§ Task details
Check each line of the records below and collect those holding "source".
>> BEGIN Data excerpts
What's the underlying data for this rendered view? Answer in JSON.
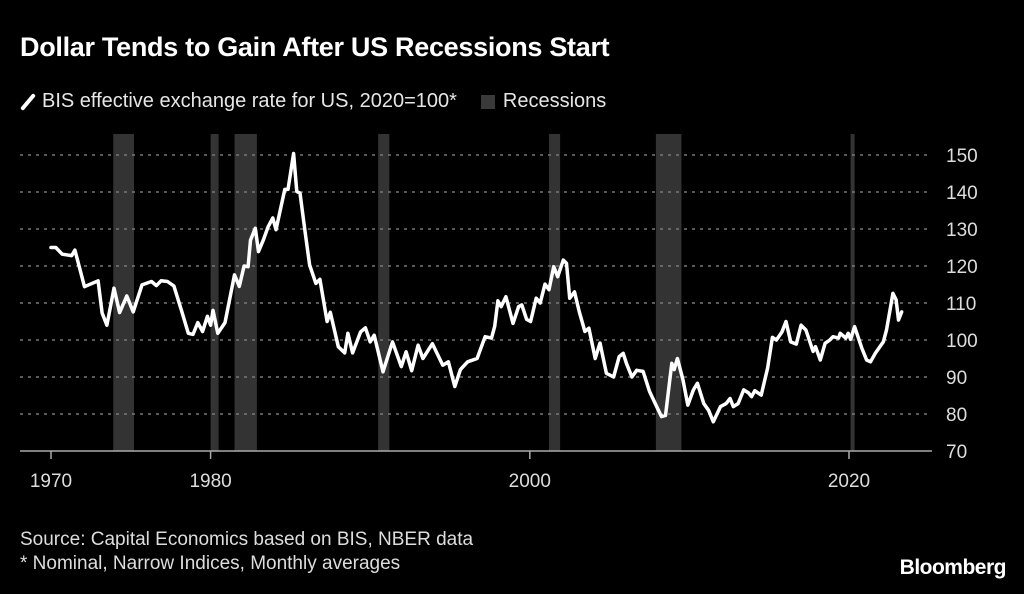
{
  "chart_data": {
    "type": "line",
    "title": "Dollar Tends to Gain After US Recessions Start",
    "legend": [
      "BIS effective exchange rate for US, 2020=100*",
      "Recessions"
    ],
    "legend_placement": "top-left",
    "xlabel": "",
    "ylabel": "",
    "xlim": [
      1968.2,
      2024.5
    ],
    "ylim": [
      70,
      150
    ],
    "x_ticks": [
      1970,
      1980,
      2000,
      2020
    ],
    "y_ticks": [
      70,
      80,
      90,
      100,
      110,
      120,
      130,
      140,
      150
    ],
    "y_axis_side": "right",
    "grid": "horizontal dotted",
    "recessions": [
      [
        1973.9,
        1975.2
      ],
      [
        1980.0,
        1980.5
      ],
      [
        1981.5,
        1982.9
      ],
      [
        1990.5,
        1991.2
      ],
      [
        2001.2,
        2001.9
      ],
      [
        2007.9,
        2009.5
      ],
      [
        2020.1,
        2020.35
      ]
    ],
    "series": [
      {
        "name": "BIS effective exchange rate for US, 2020=100*",
        "x": [
          1970.0,
          1970.3,
          1970.7,
          1971.3,
          1971.5,
          1972.1,
          1972.95,
          1973.2,
          1973.5,
          1973.95,
          1974.3,
          1974.75,
          1975.15,
          1975.7,
          1976.3,
          1976.6,
          1976.9,
          1977.3,
          1977.7,
          1978.2,
          1978.6,
          1978.9,
          1979.2,
          1979.5,
          1979.8,
          1980.0,
          1980.15,
          1980.45,
          1980.9,
          1981.5,
          1981.8,
          1982.1,
          1982.35,
          1982.5,
          1982.8,
          1983.0,
          1983.3,
          1983.6,
          1983.9,
          1984.1,
          1984.65,
          1984.85,
          1985.2,
          1985.4,
          1985.6,
          1985.9,
          1986.2,
          1986.6,
          1986.85,
          1987.3,
          1987.5,
          1988.0,
          1988.4,
          1988.6,
          1988.9,
          1989.4,
          1989.7,
          1990.0,
          1990.25,
          1990.8,
          1991.4,
          1991.95,
          1992.25,
          1992.6,
          1993.0,
          1993.3,
          1993.9,
          1994.55,
          1994.9,
          1995.3,
          1995.65,
          1996.1,
          1996.7,
          1997.2,
          1997.6,
          1997.8,
          1998.0,
          1998.2,
          1998.5,
          1998.95,
          1999.3,
          1999.5,
          1999.8,
          2000.05,
          2000.4,
          2000.65,
          2000.95,
          2001.2,
          2001.5,
          2001.75,
          2002.1,
          2002.3,
          2002.5,
          2002.8,
          2003.1,
          2003.45,
          2003.7,
          2004.1,
          2004.4,
          2004.8,
          2005.25,
          2005.6,
          2005.85,
          2006.05,
          2006.4,
          2006.7,
          2007.1,
          2007.5,
          2007.95,
          2008.25,
          2008.5,
          2008.9,
          2009.05,
          2009.25,
          2009.6,
          2009.9,
          2010.25,
          2010.5,
          2010.9,
          2011.2,
          2011.5,
          2011.95,
          2012.3,
          2012.55,
          2012.75,
          2013.05,
          2013.4,
          2013.7,
          2013.9,
          2014.1,
          2014.5,
          2014.9,
          2015.2,
          2015.45,
          2015.8,
          2016.05,
          2016.35,
          2016.7,
          2017.0,
          2017.3,
          2017.75,
          2017.9,
          2018.2,
          2018.5,
          2018.8,
          2019.0,
          2019.35,
          2019.45,
          2019.8,
          2019.95,
          2020.1,
          2020.35,
          2020.8,
          2021.1,
          2021.35,
          2021.65,
          2022.15,
          2022.35,
          2022.75,
          2022.95,
          2023.1,
          2023.3
        ],
        "values": [
          125,
          125,
          123.2,
          122.8,
          124.3,
          114.4,
          116,
          107.3,
          104,
          114,
          107.4,
          111.9,
          107.6,
          114.9,
          115.8,
          114.7,
          116,
          115.8,
          114.6,
          107.6,
          101.8,
          101.5,
          104.7,
          102.3,
          106.4,
          104,
          108,
          101.8,
          104.7,
          117.6,
          114.5,
          120,
          119.8,
          127,
          130.2,
          123.9,
          127,
          130.6,
          133,
          129.8,
          140.7,
          140.7,
          150.4,
          140.1,
          139.7,
          129.8,
          120.3,
          115.3,
          116.4,
          105,
          107.5,
          98.2,
          96.5,
          101.8,
          96.5,
          102.2,
          103.3,
          99.5,
          101.3,
          91.4,
          99.5,
          92.8,
          96.8,
          91.7,
          98.6,
          95,
          99,
          93.2,
          94.1,
          87.4,
          92,
          94.1,
          95,
          100.9,
          100.5,
          103.7,
          110.6,
          109,
          111.7,
          104.5,
          109,
          109.5,
          105.6,
          105,
          111.3,
          110,
          115.1,
          113.6,
          119.8,
          117.1,
          121.6,
          120.7,
          111.3,
          113,
          107.6,
          102.3,
          103.2,
          95,
          99.2,
          91,
          90,
          95.5,
          96.4,
          93.7,
          90,
          91.8,
          91.5,
          86.1,
          82,
          79.3,
          79.6,
          93.7,
          92,
          95,
          89.2,
          82.4,
          86.5,
          88.3,
          82.8,
          81,
          77.9,
          82,
          82.8,
          84.2,
          82,
          82.8,
          86.5,
          85.7,
          84.7,
          86.3,
          85.1,
          92.4,
          100.7,
          100,
          102.2,
          105,
          99.5,
          98.9,
          104,
          102.7,
          96.9,
          98.2,
          94.6,
          99.1,
          100,
          100.9,
          100.5,
          101.8,
          100.5,
          101.8,
          100.2,
          103.6,
          97.8,
          94.6,
          94.1,
          96.4,
          99.5,
          102.7,
          112.6,
          110.9,
          105.4,
          107.6
        ]
      }
    ],
    "source": "Source: Capital Economics based on BIS, NBER data",
    "note": "* Nominal, Narrow Indices, Monthly averages"
  },
  "brand": "Bloomberg",
  "colors": {
    "background": "#000000",
    "line": "#ffffff",
    "recession": "#333333",
    "grid": "#777777"
  }
}
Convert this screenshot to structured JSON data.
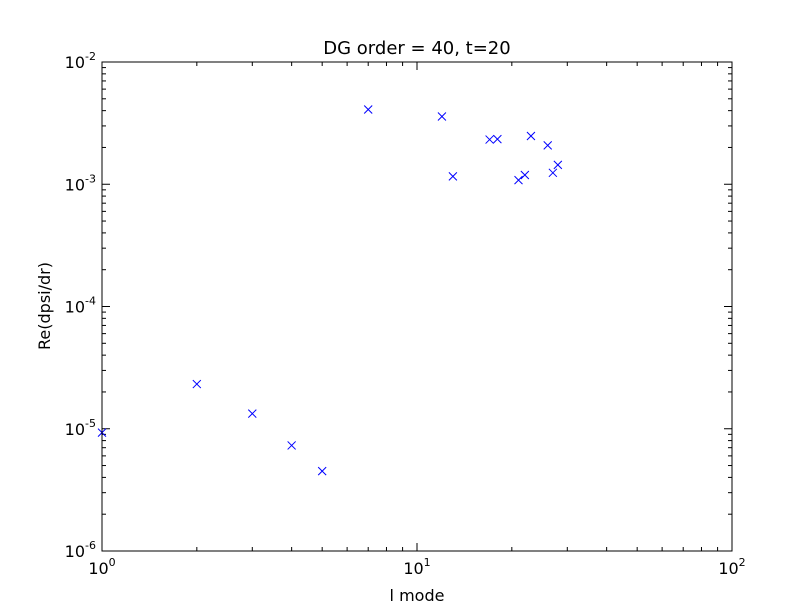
{
  "chart_data": {
    "type": "scatter",
    "title": "DG order = 40, t=20",
    "xlabel": "l mode",
    "ylabel": "Re(dpsi/dr)",
    "xscale": "log",
    "yscale": "log",
    "xlim": [
      1,
      100
    ],
    "ylim": [
      1e-06,
      0.01
    ],
    "grid": false,
    "legend": "none",
    "marker": "x",
    "marker_color": "#0000ff",
    "x_ticks": [
      {
        "value": 1,
        "base": "10",
        "exp": "0"
      },
      {
        "value": 10,
        "base": "10",
        "exp": "1"
      },
      {
        "value": 100,
        "base": "10",
        "exp": "2"
      }
    ],
    "y_ticks": [
      {
        "value": 1e-06,
        "base": "10",
        "exp": "-6"
      },
      {
        "value": 1e-05,
        "base": "10",
        "exp": "-5"
      },
      {
        "value": 0.0001,
        "base": "10",
        "exp": "-4"
      },
      {
        "value": 0.001,
        "base": "10",
        "exp": "-3"
      },
      {
        "value": 0.01,
        "base": "10",
        "exp": "-2"
      }
    ],
    "points": [
      {
        "x": 1,
        "y": 9.3e-06
      },
      {
        "x": 2,
        "y": 2.32e-05
      },
      {
        "x": 3,
        "y": 1.33e-05
      },
      {
        "x": 4,
        "y": 7.3e-06
      },
      {
        "x": 5,
        "y": 4.5e-06
      },
      {
        "x": 7,
        "y": 0.00409
      },
      {
        "x": 12,
        "y": 0.00358
      },
      {
        "x": 13,
        "y": 0.00116
      },
      {
        "x": 17,
        "y": 0.00232
      },
      {
        "x": 18,
        "y": 0.00234
      },
      {
        "x": 21,
        "y": 0.00108
      },
      {
        "x": 22,
        "y": 0.00119
      },
      {
        "x": 23,
        "y": 0.00248
      },
      {
        "x": 26,
        "y": 0.00208
      },
      {
        "x": 27,
        "y": 0.00124
      },
      {
        "x": 28,
        "y": 0.00144
      }
    ]
  }
}
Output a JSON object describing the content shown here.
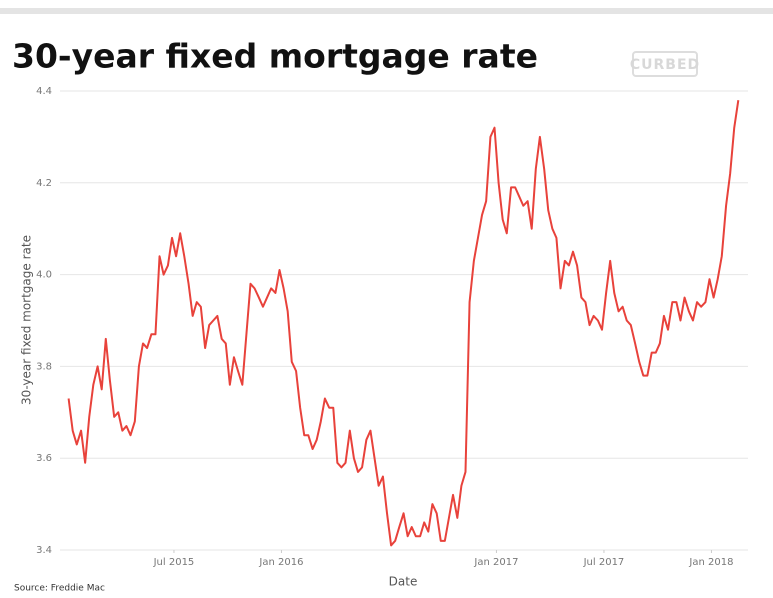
{
  "chart_data": {
    "type": "line",
    "title": "30-year fixed mortgage rate",
    "logo": "CURBED",
    "x_label": "Date",
    "y_label": "30-year fixed mortgage rate",
    "source": "Source: Freddie Mac",
    "color": "#e8423b",
    "grid": true,
    "xlim": [
      2014.97,
      2018.17
    ],
    "xticks": [
      {
        "value": 2015.5,
        "label": "Jul 2015"
      },
      {
        "value": 2016,
        "label": "Jan 2016"
      },
      {
        "value": 2017,
        "label": "Jan 2017"
      },
      {
        "value": 2017.5,
        "label": "Jul 2017"
      },
      {
        "value": 2018,
        "label": "Jan 2018"
      }
    ],
    "ylim": [
      3.4,
      4.4
    ],
    "yticks": [
      3.4,
      3.6,
      3.8,
      {
        "value": 4,
        "label": "4.0"
      },
      4.2,
      4.4
    ],
    "x": [
      2015.01,
      2015.029,
      2015.048,
      2015.068,
      2015.087,
      2015.106,
      2015.125,
      2015.145,
      2015.164,
      2015.183,
      2015.202,
      2015.222,
      2015.241,
      2015.26,
      2015.279,
      2015.298,
      2015.318,
      2015.337,
      2015.356,
      2015.375,
      2015.395,
      2015.414,
      2015.433,
      2015.452,
      2015.472,
      2015.491,
      2015.51,
      2015.529,
      2015.548,
      2015.568,
      2015.587,
      2015.606,
      2015.625,
      2015.645,
      2015.664,
      2015.683,
      2015.702,
      2015.722,
      2015.741,
      2015.76,
      2015.779,
      2015.798,
      2015.818,
      2015.837,
      2015.856,
      2015.875,
      2015.895,
      2015.914,
      2015.933,
      2015.952,
      2015.972,
      2015.991,
      2016.01,
      2016.029,
      2016.048,
      2016.068,
      2016.087,
      2016.106,
      2016.125,
      2016.145,
      2016.164,
      2016.183,
      2016.202,
      2016.222,
      2016.241,
      2016.26,
      2016.279,
      2016.298,
      2016.318,
      2016.337,
      2016.356,
      2016.375,
      2016.395,
      2016.414,
      2016.433,
      2016.452,
      2016.472,
      2016.491,
      2016.51,
      2016.529,
      2016.548,
      2016.568,
      2016.587,
      2016.606,
      2016.625,
      2016.645,
      2016.664,
      2016.683,
      2016.702,
      2016.722,
      2016.741,
      2016.76,
      2016.779,
      2016.798,
      2016.818,
      2016.837,
      2016.856,
      2016.875,
      2016.895,
      2016.914,
      2016.933,
      2016.952,
      2016.972,
      2016.991,
      2017.01,
      2017.029,
      2017.048,
      2017.068,
      2017.087,
      2017.106,
      2017.125,
      2017.145,
      2017.164,
      2017.183,
      2017.202,
      2017.222,
      2017.241,
      2017.26,
      2017.279,
      2017.298,
      2017.318,
      2017.337,
      2017.356,
      2017.375,
      2017.395,
      2017.414,
      2017.433,
      2017.452,
      2017.472,
      2017.491,
      2017.51,
      2017.529,
      2017.548,
      2017.568,
      2017.587,
      2017.606,
      2017.625,
      2017.645,
      2017.664,
      2017.683,
      2017.702,
      2017.722,
      2017.741,
      2017.76,
      2017.779,
      2017.798,
      2017.818,
      2017.837,
      2017.856,
      2017.875,
      2017.895,
      2017.914,
      2017.933,
      2017.952,
      2017.972,
      2017.991,
      2018.01,
      2018.029,
      2018.048,
      2018.068,
      2018.087,
      2018.106,
      2018.125
    ],
    "values": [
      3.73,
      3.66,
      3.63,
      3.66,
      3.59,
      3.69,
      3.76,
      3.8,
      3.75,
      3.86,
      3.77,
      3.69,
      3.7,
      3.66,
      3.67,
      3.65,
      3.68,
      3.8,
      3.85,
      3.84,
      3.87,
      3.87,
      4.04,
      4.0,
      4.02,
      4.08,
      4.04,
      4.09,
      4.04,
      3.98,
      3.91,
      3.94,
      3.93,
      3.84,
      3.89,
      3.9,
      3.91,
      3.86,
      3.85,
      3.76,
      3.82,
      3.79,
      3.76,
      3.87,
      3.98,
      3.97,
      3.95,
      3.93,
      3.95,
      3.97,
      3.96,
      4.01,
      3.97,
      3.92,
      3.81,
      3.79,
      3.71,
      3.65,
      3.65,
      3.62,
      3.64,
      3.68,
      3.73,
      3.71,
      3.71,
      3.59,
      3.58,
      3.59,
      3.66,
      3.6,
      3.57,
      3.58,
      3.64,
      3.66,
      3.6,
      3.54,
      3.56,
      3.48,
      3.41,
      3.42,
      3.45,
      3.48,
      3.43,
      3.45,
      3.43,
      3.43,
      3.46,
      3.44,
      3.5,
      3.48,
      3.42,
      3.42,
      3.47,
      3.52,
      3.47,
      3.54,
      3.57,
      3.94,
      4.03,
      4.08,
      4.13,
      4.16,
      4.3,
      4.32,
      4.2,
      4.12,
      4.09,
      4.19,
      4.19,
      4.17,
      4.15,
      4.16,
      4.1,
      4.23,
      4.3,
      4.23,
      4.14,
      4.1,
      4.08,
      3.97,
      4.03,
      4.02,
      4.05,
      4.02,
      3.95,
      3.94,
      3.89,
      3.91,
      3.9,
      3.88,
      3.96,
      4.03,
      3.96,
      3.92,
      3.93,
      3.9,
      3.89,
      3.85,
      3.81,
      3.78,
      3.78,
      3.83,
      3.83,
      3.85,
      3.91,
      3.88,
      3.94,
      3.94,
      3.9,
      3.95,
      3.92,
      3.9,
      3.94,
      3.93,
      3.94,
      3.99,
      3.95,
      3.99,
      4.04,
      4.15,
      4.22,
      4.32,
      4.38
    ]
  }
}
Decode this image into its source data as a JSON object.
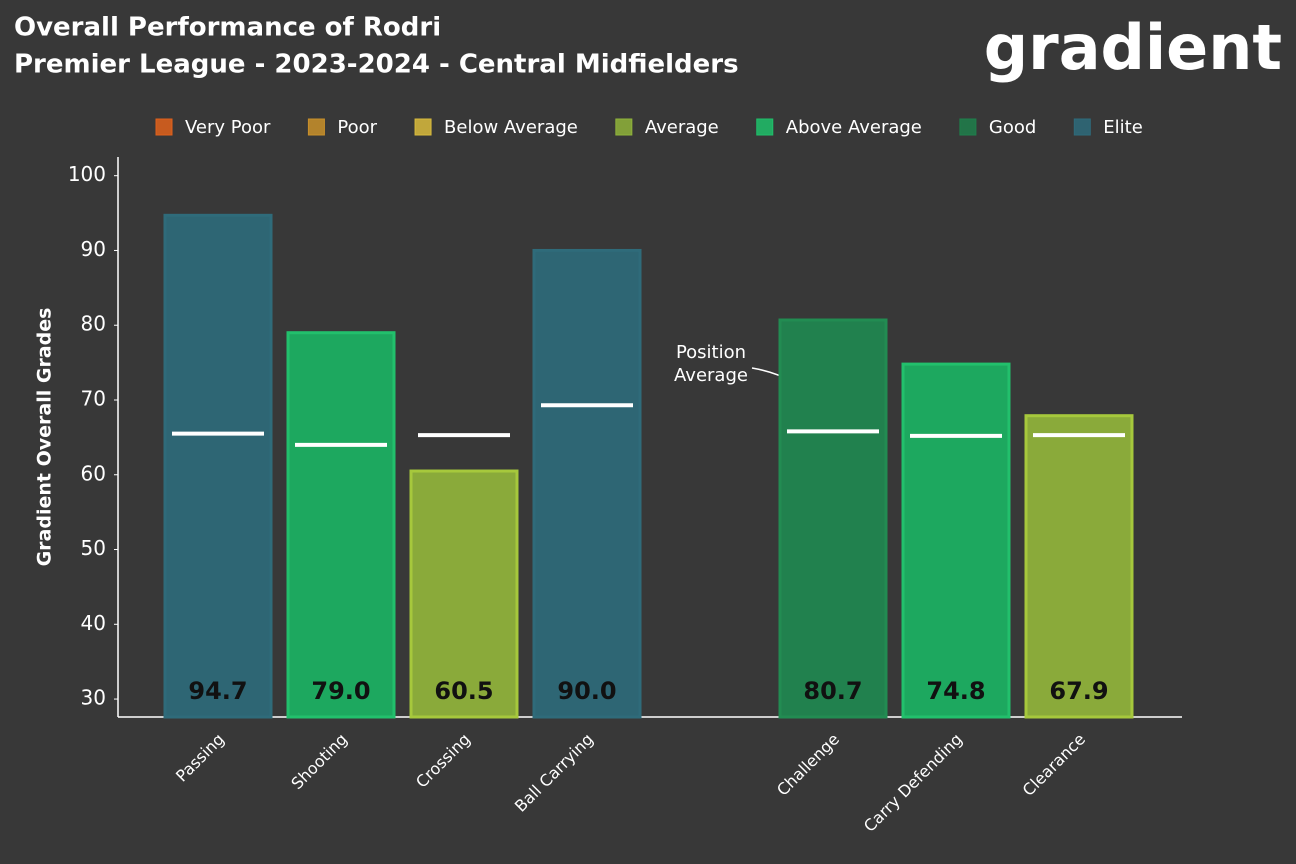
{
  "chart_data": {
    "type": "bar",
    "title": "Overall Performance of Rodri",
    "subtitle": "Premier League - 2023-2024 - Central Midfielders",
    "logo": "gradient",
    "y_label": "Gradient Overall Grades",
    "legend": [
      {
        "name": "Very Poor",
        "color": "#e0611b"
      },
      {
        "name": "Poor",
        "color": "#c9902a"
      },
      {
        "name": "Below Average",
        "color": "#d9bb3c"
      },
      {
        "name": "Average",
        "color": "#8fb33a"
      },
      {
        "name": "Above Average",
        "color": "#1fbf6a"
      },
      {
        "name": "Good",
        "color": "#1e7f4b"
      },
      {
        "name": "Elite",
        "color": "#2e6b7b"
      }
    ],
    "categories": [
      "Passing",
      "Shooting",
      "Crossing",
      "Ball Carrying",
      null,
      "Challenge",
      "Carry Defending",
      "Clearance"
    ],
    "values": [
      94.7,
      79.0,
      60.5,
      90.0,
      null,
      80.7,
      74.8,
      67.9
    ],
    "value_labels": [
      "94.7",
      "79.0",
      "60.5",
      "90.0",
      null,
      "80.7",
      "74.8",
      "67.9"
    ],
    "colors": [
      "#2e6674",
      "#1da85f",
      "#8aaa3a",
      "#2e6674",
      null,
      "#21814e",
      "#1da85f",
      "#8aaa3a"
    ],
    "edge_colors": [
      "#2f6b7a",
      "#22c06c",
      "#a6c83c",
      "#2f6b7a",
      null,
      "#228c52",
      "#22c06c",
      "#a6c83c"
    ],
    "position_average": [
      65.5,
      64.0,
      65.3,
      69.3,
      null,
      65.8,
      65.2,
      65.3
    ],
    "annotation": [
      "Position",
      "Average"
    ],
    "ylim": [
      27.6,
      102.5
    ],
    "yticks": [
      30,
      40,
      50,
      60,
      70,
      80,
      90,
      100
    ],
    "grid": false
  }
}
>> END Data excerpts
§ Exercise output
    "source": "Source: Capital Economics based on BIS, NBER data",
    "source": "Source: Freddie Mac",
Decode this image into its source data as a JSON object.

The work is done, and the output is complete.